## Start Material shown

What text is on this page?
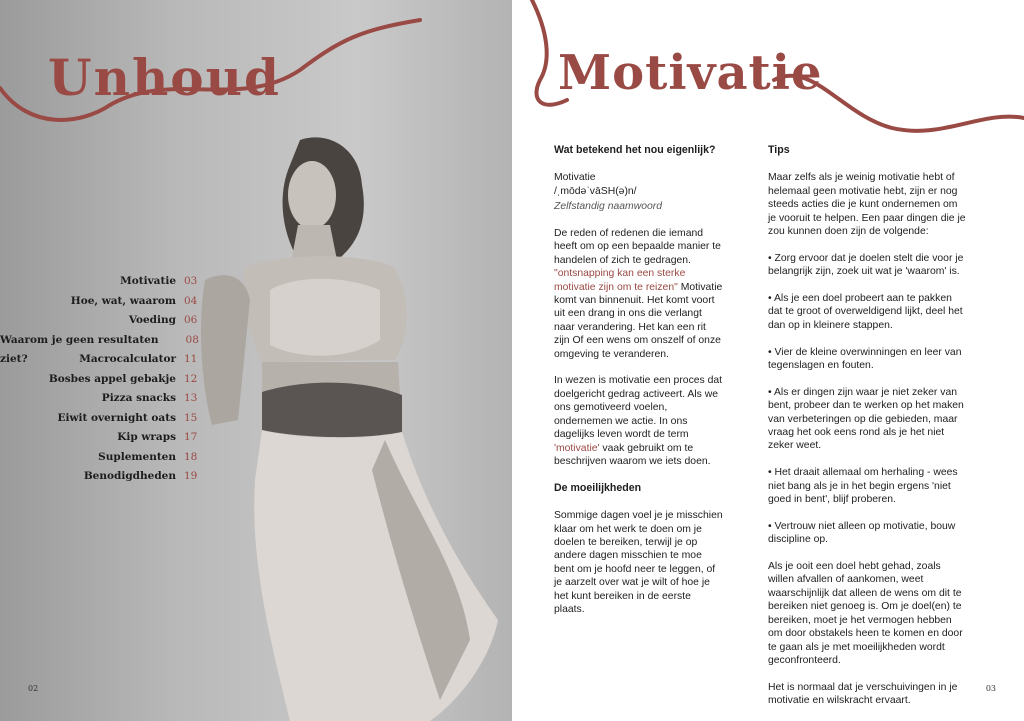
Unhoud
Motivatie 03
Hoe, wat, waarom 04
Voeding 06
Waarom je geen resultaten ziet?
08
Macrocalculator 11
Bosbes appel gebakje 12
Pizza snacks 13
Eiwit overnight oats 15
Kip wraps 17
Suplementen 18
Benodigdheden 19
02
Motivatie
Wat betekend het nou eigenlijk?
Motivatie
/ˌmōdəˈvāSH(ə)n/

Zelfstandig naamwoord

De reden of redenen die iemand heeft om op een bepaalde manier te handelen of zich te gedragen. "ontsnapping kan een sterke motivatie zijn om te reizen" Motivatie komt van binnenuit. Het komt voort uit een drang in ons die verlangt naar verandering. Het kan een rit zijn Of een wens om onszelf of onze omgeving te veranderen.

In wezen is motivatie een proces dat doelgericht gedrag activeert. Als we ons gemotiveerd voelen, ondernemen we actie. In ons dagelijks leven wordt de term 'motivatie' vaak gebruikt om te beschrijven waarom we iets doen.

De moeilijkheden

Sommige dagen voel je je misschien klaar om het werk te doen om je doelen te bereiken, terwijl je op andere dagen misschien te moe bent om je hoofd neer te leggen, of je aarzelt over wat je wilt of hoe je het kunt bereiken in de eerste plaats.

Tips

Maar zelfs als je weinig motivatie hebt of helemaal geen motivatie hebt, zijn er nog steeds acties die je kunt ondernemen om je vooruit te helpen. Een paar dingen die je zou kunnen doen zijn de volgende:

• Zorg ervoor dat je doelen stelt die voor je belangrijk zijn, zoek uit wat je 'waarom' is.

• Als je een doel probeert aan te pakken dat te groot of overweldigend lijkt, deel het dan op in kleinere stappen.

• Vier de kleine overwinningen en leer van tegenslagen en fouten.

• Als er dingen zijn waar je niet zeker van bent, probeer dan te werken op het maken van verbeteringen op die gebieden, maar vraag het ook eens rond als je het niet zeker weet.

• Het draait allemaal om herhaling - wees niet bang als je in het begin ergens 'niet goed in bent', blijf proberen.

• Vertrouw niet alleen op motivatie, bouw discipline op.

Als je ooit een doel hebt gehad, zoals willen afvallen of aankomen, weet waarschijnlijk dat alleen de wens om dit te bereiken niet genoeg is. Om je doel(en) te bereiken, moet je het vermogen hebben om door obstakels heen te komen en door te gaan als je met moeilijkheden wordt geconfronteerd.

Het is normaal dat je verschuivingen in je motivatie en wilskracht ervaart.

03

## End Material shown

Given problem – Using the listing above, gather each line that holds the string "wordt" and copy it.

Solution below –
In wezen is motivatie een proces dat doelgericht gedrag activeert. Als we ons gemotiveerd voelen, ondernemen we actie. In ons dagelijks leven wordt de term 'motivatie' vaak gebruikt om te beschrijven waarom we iets doen.
Als je ooit een doel hebt gehad, zoals willen afvallen of aankomen, weet waarschijnlijk dat alleen de wens om dit te bereiken niet genoeg is. Om je doel(en) te bereiken, moet je het vermogen hebben om door obstakels heen te komen en door te gaan als je met moeilijkheden wordt geconfronteerd.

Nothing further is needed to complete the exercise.